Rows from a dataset
[start]
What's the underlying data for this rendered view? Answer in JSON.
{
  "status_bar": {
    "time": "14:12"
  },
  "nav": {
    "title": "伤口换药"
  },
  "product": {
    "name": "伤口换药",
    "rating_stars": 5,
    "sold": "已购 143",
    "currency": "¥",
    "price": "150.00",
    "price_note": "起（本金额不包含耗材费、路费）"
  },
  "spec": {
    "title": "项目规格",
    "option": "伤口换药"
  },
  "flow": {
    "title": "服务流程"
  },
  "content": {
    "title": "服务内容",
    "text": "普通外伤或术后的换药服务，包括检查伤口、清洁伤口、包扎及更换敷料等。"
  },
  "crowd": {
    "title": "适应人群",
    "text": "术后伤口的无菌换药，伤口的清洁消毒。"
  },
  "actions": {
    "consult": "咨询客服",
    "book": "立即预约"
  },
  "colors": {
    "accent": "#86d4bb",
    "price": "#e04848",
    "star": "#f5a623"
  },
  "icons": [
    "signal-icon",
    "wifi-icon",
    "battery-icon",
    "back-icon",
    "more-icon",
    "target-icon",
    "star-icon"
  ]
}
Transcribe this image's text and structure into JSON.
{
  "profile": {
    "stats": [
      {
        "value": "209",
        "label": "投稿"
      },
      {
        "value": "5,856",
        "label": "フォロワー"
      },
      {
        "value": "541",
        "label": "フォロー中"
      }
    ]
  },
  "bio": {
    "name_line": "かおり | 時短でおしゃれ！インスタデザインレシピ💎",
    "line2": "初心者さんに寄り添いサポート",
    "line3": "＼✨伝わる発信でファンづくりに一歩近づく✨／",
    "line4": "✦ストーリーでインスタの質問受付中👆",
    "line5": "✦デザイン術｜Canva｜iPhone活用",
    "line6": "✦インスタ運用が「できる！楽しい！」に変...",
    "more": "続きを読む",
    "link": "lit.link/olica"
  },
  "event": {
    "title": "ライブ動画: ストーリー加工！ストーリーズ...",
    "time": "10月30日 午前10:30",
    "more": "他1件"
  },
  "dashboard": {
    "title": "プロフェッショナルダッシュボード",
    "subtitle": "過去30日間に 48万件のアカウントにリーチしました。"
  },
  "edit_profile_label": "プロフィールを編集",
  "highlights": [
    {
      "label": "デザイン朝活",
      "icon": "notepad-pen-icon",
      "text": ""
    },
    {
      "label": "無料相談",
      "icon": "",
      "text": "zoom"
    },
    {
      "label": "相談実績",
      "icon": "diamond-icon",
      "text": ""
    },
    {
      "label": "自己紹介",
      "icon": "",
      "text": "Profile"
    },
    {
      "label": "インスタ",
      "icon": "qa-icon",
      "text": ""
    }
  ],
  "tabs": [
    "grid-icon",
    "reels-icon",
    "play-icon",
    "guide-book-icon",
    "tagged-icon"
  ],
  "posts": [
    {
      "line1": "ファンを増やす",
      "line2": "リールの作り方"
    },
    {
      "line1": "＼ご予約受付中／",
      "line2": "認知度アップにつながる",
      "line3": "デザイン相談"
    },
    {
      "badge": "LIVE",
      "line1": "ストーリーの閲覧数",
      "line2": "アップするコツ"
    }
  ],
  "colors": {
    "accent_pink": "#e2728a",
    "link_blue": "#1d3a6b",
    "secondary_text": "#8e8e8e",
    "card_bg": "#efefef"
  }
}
[end]
Task objective: Go through the lines above. Select every one that has the string "JSON".

Expected output:
What's the underlying data for this rendered view? Answer in JSON.
Transcribe this image's text and structure into JSON.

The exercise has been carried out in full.